Excerpt from a dataset
******
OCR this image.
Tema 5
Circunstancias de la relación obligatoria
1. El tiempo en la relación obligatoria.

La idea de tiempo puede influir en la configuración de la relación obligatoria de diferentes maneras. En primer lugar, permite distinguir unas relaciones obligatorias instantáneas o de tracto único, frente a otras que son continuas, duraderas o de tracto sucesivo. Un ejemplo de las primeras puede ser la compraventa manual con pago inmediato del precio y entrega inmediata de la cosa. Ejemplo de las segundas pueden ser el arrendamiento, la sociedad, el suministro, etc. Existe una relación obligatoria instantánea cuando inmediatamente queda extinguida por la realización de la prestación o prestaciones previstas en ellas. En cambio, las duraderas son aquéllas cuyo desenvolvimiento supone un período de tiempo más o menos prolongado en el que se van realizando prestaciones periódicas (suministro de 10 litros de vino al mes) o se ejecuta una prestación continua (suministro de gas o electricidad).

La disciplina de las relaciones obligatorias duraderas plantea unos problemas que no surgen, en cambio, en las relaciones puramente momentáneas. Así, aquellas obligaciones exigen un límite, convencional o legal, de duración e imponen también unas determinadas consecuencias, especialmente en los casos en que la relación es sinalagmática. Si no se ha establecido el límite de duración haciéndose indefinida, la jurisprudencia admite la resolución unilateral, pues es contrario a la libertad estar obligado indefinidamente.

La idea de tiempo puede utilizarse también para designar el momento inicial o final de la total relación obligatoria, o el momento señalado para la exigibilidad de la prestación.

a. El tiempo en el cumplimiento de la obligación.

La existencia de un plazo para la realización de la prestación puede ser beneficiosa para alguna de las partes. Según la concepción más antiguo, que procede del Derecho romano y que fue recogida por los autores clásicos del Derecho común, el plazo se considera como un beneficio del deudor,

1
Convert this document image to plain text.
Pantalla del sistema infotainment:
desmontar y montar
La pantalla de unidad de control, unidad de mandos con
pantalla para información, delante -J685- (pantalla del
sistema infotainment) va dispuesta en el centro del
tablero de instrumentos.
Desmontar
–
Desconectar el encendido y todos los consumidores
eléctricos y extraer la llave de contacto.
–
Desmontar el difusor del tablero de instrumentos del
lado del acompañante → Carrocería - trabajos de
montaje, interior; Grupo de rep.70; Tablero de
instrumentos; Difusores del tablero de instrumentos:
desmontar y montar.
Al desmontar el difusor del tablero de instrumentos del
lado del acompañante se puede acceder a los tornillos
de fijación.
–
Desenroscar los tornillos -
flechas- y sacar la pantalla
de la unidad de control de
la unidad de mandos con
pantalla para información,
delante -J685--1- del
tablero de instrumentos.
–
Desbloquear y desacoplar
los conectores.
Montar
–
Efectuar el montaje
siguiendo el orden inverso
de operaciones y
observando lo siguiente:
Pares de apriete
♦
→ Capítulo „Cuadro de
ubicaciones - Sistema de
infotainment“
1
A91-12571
******
## Problem statement
Every entry needs to be retyped exactly.

## Answer to this task
OCR this image.
Tema 5
Circunstancias de la relación obligatoria
1. El tiempo en la relación obligatoria.

La idea de tiempo puede influir en la configuración de la relación obligatoria de diferentes maneras. En primer lugar, permite distinguir unas relaciones obligatorias instantáneas o de tracto único, frente a otras que son continuas, duraderas o de tracto sucesivo. Un ejemplo de las primeras puede ser la compraventa manual con pago inmediato del precio y entrega inmediata de la cosa. Ejemplo de las segundas pueden ser el arrendamiento, la sociedad, el suministro, etc. Existe una relación obligatoria instantánea cuando inmediatamente queda extinguida por la realización de la prestación o prestaciones previstas en ellas. En cambio, las duraderas son aquéllas cuyo desenvolvimiento supone un período de tiempo más o menos prolongado en el que se van realizando prestaciones periódicas (suministro de 10 litros de vino al mes) o se ejecuta una prestación continua (suministro de gas o electricidad).

La disciplina de las relaciones obligatorias duraderas plantea unos problemas que no surgen, en cambio, en las relaciones puramente momentáneas. Así, aquellas obligaciones exigen un límite, convencional o legal, de duración e imponen también unas determinadas consecuencias, especialmente en los casos en que la relación es sinalagmática. Si no se ha establecido el límite de duración haciéndose indefinida, la jurisprudencia admite la resolución unilateral, pues es contrario a la libertad estar obligado indefinidamente.

La idea de tiempo puede utilizarse también para designar el momento inicial o final de la total relación obligatoria, o el momento señalado para la exigibilidad de la prestación.

a. El tiempo en el cumplimiento de la obligación.

La existencia de un plazo para la realización de la prestación puede ser beneficiosa para alguna de las partes. Según la concepción más antiguo, que procede del Derecho romano y que fue recogida por los autores clásicos del Derecho común, el plazo se considera como un beneficio del deudor,

1
Convert this document image to plain text.
Pantalla del sistema infotainment:
desmontar y montar
La pantalla de unidad de control, unidad de mandos con
pantalla para información, delante -J685- (pantalla del
sistema infotainment) va dispuesta en el centro del
tablero de instrumentos.
Desmontar
–
Desconectar el encendido y todos los consumidores
eléctricos y extraer la llave de contacto.
–
Desmontar el difusor del tablero de instrumentos del
lado del acompañante → Carrocería - trabajos de
montaje, interior; Grupo de rep.70; Tablero de
instrumentos; Difusores del tablero de instrumentos:
desmontar y montar.
Al desmontar el difusor del tablero de instrumentos del
lado del acompañante se puede acceder a los tornillos
de fijación.
–
Desenroscar los tornillos -
flechas- y sacar la pantalla
de la unidad de control de
la unidad de mandos con
pantalla para información,
delante -J685--1- del
tablero de instrumentos.
–
Desbloquear y desacoplar
los conectores.
Montar
–
Efectuar el montaje
siguiendo el orden inverso
de operaciones y
observando lo siguiente:
Pares de apriete
♦
→ Capítulo „Cuadro de
ubicaciones - Sistema de
infotainment“
1
A91-12571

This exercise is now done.